Source records:
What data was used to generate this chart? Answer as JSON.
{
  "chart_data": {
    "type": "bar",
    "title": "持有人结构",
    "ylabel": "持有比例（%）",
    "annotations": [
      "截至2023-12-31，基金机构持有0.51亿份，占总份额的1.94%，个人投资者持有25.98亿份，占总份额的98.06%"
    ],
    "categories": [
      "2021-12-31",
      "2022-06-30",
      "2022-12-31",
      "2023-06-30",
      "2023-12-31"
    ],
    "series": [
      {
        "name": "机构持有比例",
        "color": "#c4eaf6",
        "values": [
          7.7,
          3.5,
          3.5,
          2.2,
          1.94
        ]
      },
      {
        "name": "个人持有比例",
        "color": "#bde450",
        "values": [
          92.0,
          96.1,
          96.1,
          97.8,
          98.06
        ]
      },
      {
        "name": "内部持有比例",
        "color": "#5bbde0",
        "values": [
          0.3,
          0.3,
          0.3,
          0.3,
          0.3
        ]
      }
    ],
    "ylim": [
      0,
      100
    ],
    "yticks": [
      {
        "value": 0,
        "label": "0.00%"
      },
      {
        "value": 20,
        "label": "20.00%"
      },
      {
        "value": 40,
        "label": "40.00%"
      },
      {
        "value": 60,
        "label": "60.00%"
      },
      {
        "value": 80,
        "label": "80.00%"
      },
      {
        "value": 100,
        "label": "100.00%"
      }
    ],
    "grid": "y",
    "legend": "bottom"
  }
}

--

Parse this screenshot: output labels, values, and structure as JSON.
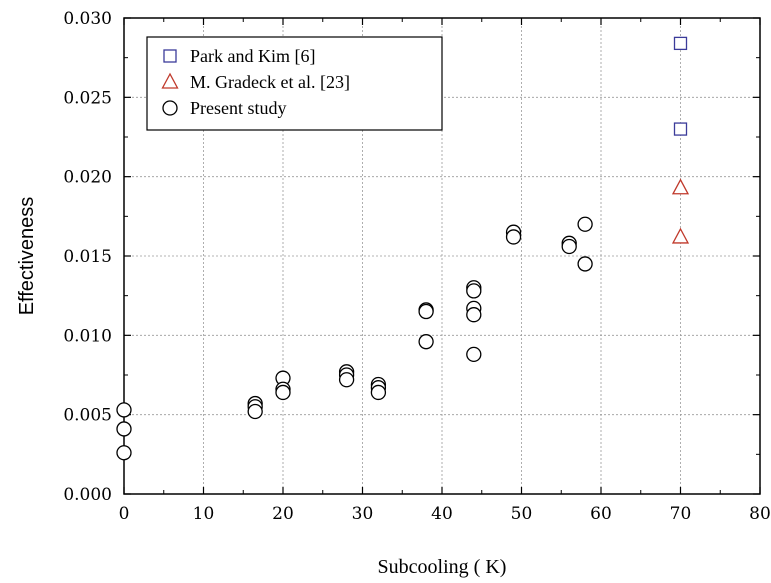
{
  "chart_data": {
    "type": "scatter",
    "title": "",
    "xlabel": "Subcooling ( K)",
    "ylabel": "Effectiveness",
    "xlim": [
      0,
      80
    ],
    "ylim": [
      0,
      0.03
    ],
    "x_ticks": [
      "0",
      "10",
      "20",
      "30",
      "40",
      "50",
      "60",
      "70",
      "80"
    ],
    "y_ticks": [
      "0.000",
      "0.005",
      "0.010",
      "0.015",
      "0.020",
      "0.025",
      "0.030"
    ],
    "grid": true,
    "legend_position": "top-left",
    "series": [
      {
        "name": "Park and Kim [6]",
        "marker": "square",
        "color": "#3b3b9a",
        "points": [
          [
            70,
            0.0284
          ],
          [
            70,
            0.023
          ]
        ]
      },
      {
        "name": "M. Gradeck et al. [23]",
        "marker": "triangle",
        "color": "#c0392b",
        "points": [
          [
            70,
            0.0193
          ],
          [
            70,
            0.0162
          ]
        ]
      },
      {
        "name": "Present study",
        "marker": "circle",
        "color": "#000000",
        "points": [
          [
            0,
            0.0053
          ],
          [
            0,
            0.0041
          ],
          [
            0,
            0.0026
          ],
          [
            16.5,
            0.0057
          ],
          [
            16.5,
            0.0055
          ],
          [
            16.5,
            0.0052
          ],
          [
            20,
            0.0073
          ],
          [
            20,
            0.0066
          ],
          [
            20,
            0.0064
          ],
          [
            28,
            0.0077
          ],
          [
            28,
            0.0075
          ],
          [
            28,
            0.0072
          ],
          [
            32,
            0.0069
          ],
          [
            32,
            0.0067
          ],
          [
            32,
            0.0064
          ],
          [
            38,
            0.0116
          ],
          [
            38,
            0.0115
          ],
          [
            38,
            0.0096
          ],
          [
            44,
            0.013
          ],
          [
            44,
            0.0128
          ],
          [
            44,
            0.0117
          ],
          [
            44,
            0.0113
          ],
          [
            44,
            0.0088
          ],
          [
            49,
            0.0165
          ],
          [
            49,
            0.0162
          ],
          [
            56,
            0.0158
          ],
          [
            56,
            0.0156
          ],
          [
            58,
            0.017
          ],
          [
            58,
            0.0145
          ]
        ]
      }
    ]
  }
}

Description of the task:
Report how many lines hold the string "name", giving the number and nothing else.

Response for this exercise:
6